# [Given text]
__________

Speaker of the Massachusetts House of Representatives
- In office 1860–1861
- Preceded by: Charles Hale
- Succeeded by: Alexander H. Bullock

Member of the Massachusetts House of Representatives
- In office 1859–1861

Member of the Massachusetts House of Representatives
- In office 1859–1861

Personal details
- Born: May 21, 1824 Sterling, Massachusetts
- Died: September 24, 1884 (aged 60)
- Spouse: Martha Fisher
- Children: William Bradford Goodwin
- Profession: Educator, journalist

= John A. Goodwin =

American politician

John Abbot Goodwin (1824-1884) was an American educator, journalist, author and politician who served as a member, and from 1860 to 1861, as the Speaker of the Massachusetts House of Representatives.

==Family life==
Goodwin was the brother of American writer Jane G. Austin. Goodwin married Martha Fisher of Sudbury, Massachusetts, they had a son, William Bradford Goodwin.

__________

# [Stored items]
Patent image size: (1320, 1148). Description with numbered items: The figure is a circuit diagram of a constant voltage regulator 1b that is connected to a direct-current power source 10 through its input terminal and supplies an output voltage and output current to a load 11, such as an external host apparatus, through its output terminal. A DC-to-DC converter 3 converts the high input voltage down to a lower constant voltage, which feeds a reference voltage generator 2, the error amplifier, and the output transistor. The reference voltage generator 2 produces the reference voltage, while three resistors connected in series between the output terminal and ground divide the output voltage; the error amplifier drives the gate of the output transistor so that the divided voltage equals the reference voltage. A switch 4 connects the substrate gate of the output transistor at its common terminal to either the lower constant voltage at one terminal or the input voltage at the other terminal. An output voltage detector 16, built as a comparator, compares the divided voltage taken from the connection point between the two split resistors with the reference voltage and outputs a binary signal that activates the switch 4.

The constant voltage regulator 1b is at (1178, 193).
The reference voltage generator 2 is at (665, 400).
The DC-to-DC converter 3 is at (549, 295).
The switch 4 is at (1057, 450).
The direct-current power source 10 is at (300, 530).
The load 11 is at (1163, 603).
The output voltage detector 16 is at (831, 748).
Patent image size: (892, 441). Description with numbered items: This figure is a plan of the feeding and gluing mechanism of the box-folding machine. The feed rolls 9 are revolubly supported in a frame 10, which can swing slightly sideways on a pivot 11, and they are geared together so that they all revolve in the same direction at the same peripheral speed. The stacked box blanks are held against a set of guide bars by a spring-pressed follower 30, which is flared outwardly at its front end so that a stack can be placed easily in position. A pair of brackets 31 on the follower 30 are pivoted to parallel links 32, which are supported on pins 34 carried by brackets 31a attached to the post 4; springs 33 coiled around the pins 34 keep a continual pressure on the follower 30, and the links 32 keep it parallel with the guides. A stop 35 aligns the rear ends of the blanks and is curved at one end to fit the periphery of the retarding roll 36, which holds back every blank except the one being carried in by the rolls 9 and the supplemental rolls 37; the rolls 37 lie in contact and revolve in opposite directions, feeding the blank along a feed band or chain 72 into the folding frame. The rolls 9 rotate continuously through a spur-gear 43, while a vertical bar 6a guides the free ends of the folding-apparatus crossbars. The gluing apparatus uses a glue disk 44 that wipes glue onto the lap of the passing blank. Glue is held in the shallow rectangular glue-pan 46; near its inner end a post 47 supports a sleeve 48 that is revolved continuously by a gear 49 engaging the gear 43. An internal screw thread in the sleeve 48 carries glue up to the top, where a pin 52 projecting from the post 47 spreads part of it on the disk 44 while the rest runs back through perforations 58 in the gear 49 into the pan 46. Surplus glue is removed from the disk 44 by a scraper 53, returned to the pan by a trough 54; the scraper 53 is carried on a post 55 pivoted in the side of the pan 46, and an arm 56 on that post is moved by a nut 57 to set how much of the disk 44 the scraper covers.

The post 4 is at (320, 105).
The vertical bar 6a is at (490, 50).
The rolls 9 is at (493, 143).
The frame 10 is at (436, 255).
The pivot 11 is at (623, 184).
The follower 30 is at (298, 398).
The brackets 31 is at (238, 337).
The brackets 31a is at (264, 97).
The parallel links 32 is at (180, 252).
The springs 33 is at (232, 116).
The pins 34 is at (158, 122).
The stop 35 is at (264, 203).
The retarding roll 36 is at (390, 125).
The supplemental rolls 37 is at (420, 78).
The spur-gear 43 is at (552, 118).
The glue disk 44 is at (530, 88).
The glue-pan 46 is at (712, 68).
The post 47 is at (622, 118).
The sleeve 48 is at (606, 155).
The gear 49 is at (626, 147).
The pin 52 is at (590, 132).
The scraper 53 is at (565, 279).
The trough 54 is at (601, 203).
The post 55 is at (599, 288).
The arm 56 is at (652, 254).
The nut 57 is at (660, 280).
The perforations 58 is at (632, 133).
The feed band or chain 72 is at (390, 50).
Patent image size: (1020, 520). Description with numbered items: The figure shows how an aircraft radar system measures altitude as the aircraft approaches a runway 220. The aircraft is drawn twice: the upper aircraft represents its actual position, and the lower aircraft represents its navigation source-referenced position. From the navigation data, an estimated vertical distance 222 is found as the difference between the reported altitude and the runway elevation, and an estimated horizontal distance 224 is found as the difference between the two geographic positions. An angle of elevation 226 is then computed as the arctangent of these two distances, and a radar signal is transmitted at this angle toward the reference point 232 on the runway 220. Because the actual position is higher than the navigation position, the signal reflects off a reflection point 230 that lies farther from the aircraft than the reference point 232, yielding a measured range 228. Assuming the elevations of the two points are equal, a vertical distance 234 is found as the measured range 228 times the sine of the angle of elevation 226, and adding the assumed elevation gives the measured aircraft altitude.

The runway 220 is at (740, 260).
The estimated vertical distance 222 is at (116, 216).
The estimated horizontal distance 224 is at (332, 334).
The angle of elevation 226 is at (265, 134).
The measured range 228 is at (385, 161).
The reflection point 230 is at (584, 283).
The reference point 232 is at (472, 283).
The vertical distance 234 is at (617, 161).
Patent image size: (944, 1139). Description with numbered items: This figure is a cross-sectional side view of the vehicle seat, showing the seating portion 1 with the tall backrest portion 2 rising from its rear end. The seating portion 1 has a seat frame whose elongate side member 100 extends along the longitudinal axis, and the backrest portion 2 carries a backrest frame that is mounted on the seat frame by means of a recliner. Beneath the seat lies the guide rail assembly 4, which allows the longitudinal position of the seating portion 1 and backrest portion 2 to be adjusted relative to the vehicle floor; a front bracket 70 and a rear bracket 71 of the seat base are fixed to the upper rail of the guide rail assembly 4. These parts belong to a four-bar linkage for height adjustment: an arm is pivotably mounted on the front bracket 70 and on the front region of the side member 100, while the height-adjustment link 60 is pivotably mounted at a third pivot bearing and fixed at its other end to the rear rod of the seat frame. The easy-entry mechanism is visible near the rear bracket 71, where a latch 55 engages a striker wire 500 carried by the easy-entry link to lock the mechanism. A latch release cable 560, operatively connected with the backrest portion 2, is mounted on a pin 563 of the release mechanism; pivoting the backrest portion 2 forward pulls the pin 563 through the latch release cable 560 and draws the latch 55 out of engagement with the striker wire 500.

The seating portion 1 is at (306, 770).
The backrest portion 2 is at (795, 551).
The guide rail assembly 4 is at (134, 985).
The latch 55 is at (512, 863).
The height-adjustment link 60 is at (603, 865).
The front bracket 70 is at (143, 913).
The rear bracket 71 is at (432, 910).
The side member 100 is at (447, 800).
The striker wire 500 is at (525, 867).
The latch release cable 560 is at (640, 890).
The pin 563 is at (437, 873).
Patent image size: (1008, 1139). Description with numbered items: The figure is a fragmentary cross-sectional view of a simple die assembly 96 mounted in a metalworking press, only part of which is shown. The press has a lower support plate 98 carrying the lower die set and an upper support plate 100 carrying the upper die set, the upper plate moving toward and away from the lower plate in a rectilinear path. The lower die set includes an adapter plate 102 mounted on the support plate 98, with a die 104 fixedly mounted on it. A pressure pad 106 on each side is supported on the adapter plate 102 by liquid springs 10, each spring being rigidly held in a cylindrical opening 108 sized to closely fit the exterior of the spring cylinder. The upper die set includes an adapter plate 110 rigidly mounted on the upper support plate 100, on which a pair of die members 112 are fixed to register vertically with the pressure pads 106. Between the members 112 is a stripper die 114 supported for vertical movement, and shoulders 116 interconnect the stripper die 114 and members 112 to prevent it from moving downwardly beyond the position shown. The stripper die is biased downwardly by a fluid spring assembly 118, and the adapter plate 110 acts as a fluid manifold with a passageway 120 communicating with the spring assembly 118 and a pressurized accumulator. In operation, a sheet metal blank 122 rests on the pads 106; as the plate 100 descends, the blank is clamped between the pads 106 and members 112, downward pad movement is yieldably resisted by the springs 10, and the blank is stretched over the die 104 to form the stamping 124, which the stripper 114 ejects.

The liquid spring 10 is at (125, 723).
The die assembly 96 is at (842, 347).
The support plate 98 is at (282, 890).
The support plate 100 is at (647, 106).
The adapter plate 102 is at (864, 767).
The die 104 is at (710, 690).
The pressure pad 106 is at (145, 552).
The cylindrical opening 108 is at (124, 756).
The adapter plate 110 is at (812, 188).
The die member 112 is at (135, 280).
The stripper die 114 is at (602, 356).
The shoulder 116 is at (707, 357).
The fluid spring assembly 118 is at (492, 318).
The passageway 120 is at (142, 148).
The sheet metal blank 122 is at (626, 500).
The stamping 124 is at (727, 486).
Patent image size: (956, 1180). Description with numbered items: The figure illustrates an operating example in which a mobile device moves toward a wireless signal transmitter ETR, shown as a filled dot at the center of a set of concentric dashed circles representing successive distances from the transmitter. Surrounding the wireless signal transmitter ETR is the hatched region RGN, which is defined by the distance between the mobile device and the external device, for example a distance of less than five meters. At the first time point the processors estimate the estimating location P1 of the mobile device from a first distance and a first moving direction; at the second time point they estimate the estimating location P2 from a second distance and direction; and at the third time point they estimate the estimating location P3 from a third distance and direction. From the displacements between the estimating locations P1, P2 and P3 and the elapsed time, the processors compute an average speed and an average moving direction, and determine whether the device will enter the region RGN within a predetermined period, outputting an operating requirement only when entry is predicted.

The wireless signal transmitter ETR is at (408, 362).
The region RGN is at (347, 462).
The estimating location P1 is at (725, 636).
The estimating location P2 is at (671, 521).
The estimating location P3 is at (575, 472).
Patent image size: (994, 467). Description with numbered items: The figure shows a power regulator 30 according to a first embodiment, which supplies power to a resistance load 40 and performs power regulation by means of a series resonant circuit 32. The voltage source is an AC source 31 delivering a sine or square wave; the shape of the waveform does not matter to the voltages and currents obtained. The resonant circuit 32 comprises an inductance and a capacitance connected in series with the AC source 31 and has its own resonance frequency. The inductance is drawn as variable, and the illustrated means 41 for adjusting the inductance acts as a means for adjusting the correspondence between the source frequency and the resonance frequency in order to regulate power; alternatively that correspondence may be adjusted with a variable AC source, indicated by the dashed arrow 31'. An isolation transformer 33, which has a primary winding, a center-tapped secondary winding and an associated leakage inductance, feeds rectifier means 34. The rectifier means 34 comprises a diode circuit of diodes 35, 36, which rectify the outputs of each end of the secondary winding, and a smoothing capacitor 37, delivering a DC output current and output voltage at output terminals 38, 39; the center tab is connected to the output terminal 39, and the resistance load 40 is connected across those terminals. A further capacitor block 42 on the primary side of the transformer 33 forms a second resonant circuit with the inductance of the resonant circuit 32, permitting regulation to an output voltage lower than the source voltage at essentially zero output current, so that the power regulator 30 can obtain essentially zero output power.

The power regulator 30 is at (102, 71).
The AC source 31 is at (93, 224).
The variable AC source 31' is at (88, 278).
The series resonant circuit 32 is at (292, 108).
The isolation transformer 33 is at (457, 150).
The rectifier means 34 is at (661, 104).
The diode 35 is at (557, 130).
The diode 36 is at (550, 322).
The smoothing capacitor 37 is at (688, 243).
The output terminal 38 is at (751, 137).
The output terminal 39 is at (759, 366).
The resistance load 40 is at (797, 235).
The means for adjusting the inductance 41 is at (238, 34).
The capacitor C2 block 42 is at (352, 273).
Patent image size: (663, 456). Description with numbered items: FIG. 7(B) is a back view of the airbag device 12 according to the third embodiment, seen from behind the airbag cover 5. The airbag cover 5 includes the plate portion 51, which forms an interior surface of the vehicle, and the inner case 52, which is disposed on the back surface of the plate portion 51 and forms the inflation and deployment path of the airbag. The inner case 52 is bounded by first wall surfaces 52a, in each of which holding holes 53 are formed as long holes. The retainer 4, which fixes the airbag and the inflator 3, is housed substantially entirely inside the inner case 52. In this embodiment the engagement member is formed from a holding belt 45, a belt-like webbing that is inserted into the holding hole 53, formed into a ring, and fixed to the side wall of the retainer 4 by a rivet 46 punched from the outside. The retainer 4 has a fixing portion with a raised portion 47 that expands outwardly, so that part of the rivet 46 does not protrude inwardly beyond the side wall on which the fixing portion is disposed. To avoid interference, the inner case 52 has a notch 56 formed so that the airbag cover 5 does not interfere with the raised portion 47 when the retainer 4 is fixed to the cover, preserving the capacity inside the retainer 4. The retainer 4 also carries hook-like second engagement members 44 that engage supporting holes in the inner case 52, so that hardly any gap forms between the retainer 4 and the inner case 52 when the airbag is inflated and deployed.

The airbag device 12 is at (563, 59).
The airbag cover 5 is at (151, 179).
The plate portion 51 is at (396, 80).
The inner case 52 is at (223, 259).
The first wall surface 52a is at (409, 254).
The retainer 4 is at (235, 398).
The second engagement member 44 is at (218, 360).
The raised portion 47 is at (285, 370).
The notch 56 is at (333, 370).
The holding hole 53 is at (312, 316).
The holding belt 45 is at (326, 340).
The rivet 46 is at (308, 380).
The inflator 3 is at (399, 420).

__________

# [Directions]
(1) According to the John A. Goodwin biography, who preceded Goodwin as Speaker of the Massachusetts House of Representatives?
(2) Write the next part of the John A. Goodwin biography, picking up after its final sentence.

# [Responses to the exercise]
(1) Charles Hale

(2)
==Teaching career==
Goodwin was a teacher for many years and authored the book The Pilgrim Republic: An historical review of the colony of New Plymouth, which was well received upon its publication. Goodwin was for a time the superintendent of schools of Lawrence, Massachusetts.

==Journalist career==
Goodwin was involved in the management of the Lawrence Courier. In 1854 Goodwin moved to Lowell to take over the running of the Lowell Courier. After working for a year at the Courier Goodwin became the editor of the Lowell Daily Citizen and News. Goodwin spent two tears as editor of the Daily Citizen and News.

==Public service career==
Goodwin was a member of the Lowell Board of Aldermen for two years, and spent ten consecutive years as a member of the Lowell School Committee. Goodwin was a member of the Massachusetts House of Representatives in 1857 and 1859 to 1861, serving as House Speaker for his last two years.

==Lowell Postmaster==
On April 12, 1861 Goodwin received an appointment from President Lincoln to the position of postmaster of Lowell, a position that he held for thirteen years.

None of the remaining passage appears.